**Permintaan Tertulis A**. Sebutkan semua angka tahun Hijriah yang tercantum dalam tulisan tentang kitab Nahjul Balaghah.
**Permintaan Tertulis B**.
Jawablah pertanyaan berikut berdasarkan tulisan tentang kitab Nahjul Balaghah.
(i) Menurut tulisan itu, siapa yang menulis kitab Nahjul Balaghah?
(ii) Dari universitas mana Abu Hamzah Agus Hasan Bashori menjadi kandidat doktor?
(iii) Apa hubungan Syarif al-Murtadha dengan al-Radhi?
**Permintaan Tertulis C**. Lanjutkan tulisan tentang kitab Nahjul Balaghah mulai dari kalimat terakhirnya.

**Dokumen**.
=======

Bag. 1
Abu Hamzah Agus Hasan Bashori
(Peneliti Kitab Nahj al-Balaghah, Kandidat Doktor dari Universitas Ibn Khaldun Bogor)
Kitab Nahjul Balaghah adalah kitab yang disucikan oleh Syi’ah. Sejak ia ditulis oleh Syarif Radhi al-Baghdadi (Abu al-Hasan Muhammad bin Abi Ahmad al-Thâhir al-Husain ibn Musa Al-Abrasy ibn Muhammad al-A’raj ibn Musa (Abu Sabhah) ibn Ibrahim al-Ashghar ibn Imam Musa ibn Imam Ja’far al-Shâdiq, 359-406 H). Ada juga yang mengatakan bahwa penulisnya adalah kakak al-Radhi yaitu Syarif al-Murtadha (355-436 H). Sejak ia ditulis hingga hari ini sudah banyak menyedot perhatian para ulama baik ulama Syiah yang mensucikannya maupun ulama Ahl al-Sunnah yang ingin membentengi umat dari kesesatannya.

=======

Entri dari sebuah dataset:
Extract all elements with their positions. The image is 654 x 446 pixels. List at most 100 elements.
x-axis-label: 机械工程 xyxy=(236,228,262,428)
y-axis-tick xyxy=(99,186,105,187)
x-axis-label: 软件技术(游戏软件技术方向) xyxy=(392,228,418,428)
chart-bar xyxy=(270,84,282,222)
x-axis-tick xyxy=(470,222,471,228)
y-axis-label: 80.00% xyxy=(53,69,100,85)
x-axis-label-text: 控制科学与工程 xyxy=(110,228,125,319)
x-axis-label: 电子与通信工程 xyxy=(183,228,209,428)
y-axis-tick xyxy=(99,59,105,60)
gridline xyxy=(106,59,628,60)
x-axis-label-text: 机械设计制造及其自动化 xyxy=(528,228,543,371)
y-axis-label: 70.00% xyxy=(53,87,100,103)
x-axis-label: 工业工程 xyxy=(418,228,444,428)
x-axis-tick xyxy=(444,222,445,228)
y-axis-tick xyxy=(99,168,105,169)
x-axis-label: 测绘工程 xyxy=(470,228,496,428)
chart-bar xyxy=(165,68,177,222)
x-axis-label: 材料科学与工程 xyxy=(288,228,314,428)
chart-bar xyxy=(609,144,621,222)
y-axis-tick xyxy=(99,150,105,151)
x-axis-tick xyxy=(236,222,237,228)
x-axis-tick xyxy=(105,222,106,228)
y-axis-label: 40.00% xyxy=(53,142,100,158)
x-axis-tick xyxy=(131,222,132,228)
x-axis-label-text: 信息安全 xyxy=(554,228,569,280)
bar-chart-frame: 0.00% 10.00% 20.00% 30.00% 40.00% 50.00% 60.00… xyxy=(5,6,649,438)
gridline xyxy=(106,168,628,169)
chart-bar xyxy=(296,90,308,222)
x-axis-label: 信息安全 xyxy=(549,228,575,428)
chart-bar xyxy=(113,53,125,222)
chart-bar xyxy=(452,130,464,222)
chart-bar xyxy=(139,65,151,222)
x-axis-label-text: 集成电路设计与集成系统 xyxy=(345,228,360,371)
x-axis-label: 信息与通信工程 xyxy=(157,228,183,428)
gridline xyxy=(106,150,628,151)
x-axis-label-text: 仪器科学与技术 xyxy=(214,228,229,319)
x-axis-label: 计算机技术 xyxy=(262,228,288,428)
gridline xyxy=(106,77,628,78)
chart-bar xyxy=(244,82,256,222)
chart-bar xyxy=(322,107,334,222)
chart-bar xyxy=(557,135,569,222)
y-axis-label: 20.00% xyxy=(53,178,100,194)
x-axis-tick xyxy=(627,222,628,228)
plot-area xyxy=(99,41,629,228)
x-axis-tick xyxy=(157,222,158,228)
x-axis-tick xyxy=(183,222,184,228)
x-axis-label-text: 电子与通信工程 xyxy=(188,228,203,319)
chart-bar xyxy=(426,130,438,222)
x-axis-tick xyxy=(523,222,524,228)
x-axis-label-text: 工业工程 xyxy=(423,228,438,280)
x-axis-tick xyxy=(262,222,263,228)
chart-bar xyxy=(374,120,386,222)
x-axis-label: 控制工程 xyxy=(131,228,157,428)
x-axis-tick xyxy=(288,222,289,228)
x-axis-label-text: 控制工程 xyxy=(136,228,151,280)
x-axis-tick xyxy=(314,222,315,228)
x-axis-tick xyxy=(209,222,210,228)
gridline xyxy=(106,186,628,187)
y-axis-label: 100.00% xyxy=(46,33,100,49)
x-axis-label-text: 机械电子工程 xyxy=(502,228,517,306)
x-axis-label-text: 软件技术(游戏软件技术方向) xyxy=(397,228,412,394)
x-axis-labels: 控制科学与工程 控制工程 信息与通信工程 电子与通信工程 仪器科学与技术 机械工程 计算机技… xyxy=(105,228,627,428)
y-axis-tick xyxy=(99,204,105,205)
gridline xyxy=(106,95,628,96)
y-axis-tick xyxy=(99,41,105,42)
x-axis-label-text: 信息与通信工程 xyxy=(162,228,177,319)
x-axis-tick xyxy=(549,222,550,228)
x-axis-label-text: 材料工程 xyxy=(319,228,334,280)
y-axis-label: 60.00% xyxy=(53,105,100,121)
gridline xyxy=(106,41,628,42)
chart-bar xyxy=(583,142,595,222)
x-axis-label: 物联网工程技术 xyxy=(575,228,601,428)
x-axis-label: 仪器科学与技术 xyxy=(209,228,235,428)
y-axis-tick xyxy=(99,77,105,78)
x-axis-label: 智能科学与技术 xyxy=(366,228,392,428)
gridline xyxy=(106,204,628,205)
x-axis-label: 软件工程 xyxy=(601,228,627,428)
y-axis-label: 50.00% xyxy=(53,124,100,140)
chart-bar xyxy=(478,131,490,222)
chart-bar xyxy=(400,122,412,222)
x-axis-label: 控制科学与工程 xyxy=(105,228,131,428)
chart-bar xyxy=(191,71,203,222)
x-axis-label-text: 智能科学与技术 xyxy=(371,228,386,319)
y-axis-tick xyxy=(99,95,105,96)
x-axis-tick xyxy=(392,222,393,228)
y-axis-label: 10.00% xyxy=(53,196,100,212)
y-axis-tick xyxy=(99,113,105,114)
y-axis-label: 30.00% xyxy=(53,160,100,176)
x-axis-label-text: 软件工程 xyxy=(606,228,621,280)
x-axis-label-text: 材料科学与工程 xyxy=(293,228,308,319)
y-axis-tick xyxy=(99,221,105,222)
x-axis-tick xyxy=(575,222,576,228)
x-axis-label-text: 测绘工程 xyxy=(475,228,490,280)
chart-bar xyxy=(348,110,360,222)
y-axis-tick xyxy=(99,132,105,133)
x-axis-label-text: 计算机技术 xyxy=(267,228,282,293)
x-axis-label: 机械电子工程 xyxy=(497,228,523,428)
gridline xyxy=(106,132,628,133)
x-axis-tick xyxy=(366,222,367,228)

=======

**Jawaban yang Diharapkan A**. 359 H, 406 H, 355 H, 436 H

**Jawaban yang Diharapkan B**.
(i) Syarif Radhi al-Baghdadi
(ii) Universitas Ibn Khaldun Bogor
(iii) Syarif al-Murtadha adalah kakak al-Radhi.

**Jawaban yang Diharapkan C**.
Kajian para ulama Ahl al-Sunnah ini ada yang bersifat umum dan ada yang sangat khusus (rinci). Kajian yang umum saja sudah menghasilkan penilaian terhadap kitab Nahj al-Balâghah bahwa ia adalah kitab sastra yang ditulis oleh tokoh Syiah sekaligus Mu’tazilah yang berisi banyak kebatilan dan dinisbatkan kepada Imam Ali -Radiallahuanhu1.
Diantara hasil telaah para ulama adalah sebagai berikut:
-
Al-Khathib al-Baghdadi (463 H) yang sejaman dengan Syarîf al-Radhi dalam kitabnya Al-Jami’ Li Akhlaq al-Rawi wa Adab al-Sami’ –meskipun tidak menyebut nama Nahj al-Balaghah- telah memberikan isyarat tentang Kedustaan kandungan kitab ini yang memuat 238 khuthbah (ada yang mengatakan 241 Khuthbah) yang dinisbatkan kepada Imam Ali -Radiallahuanhu-.”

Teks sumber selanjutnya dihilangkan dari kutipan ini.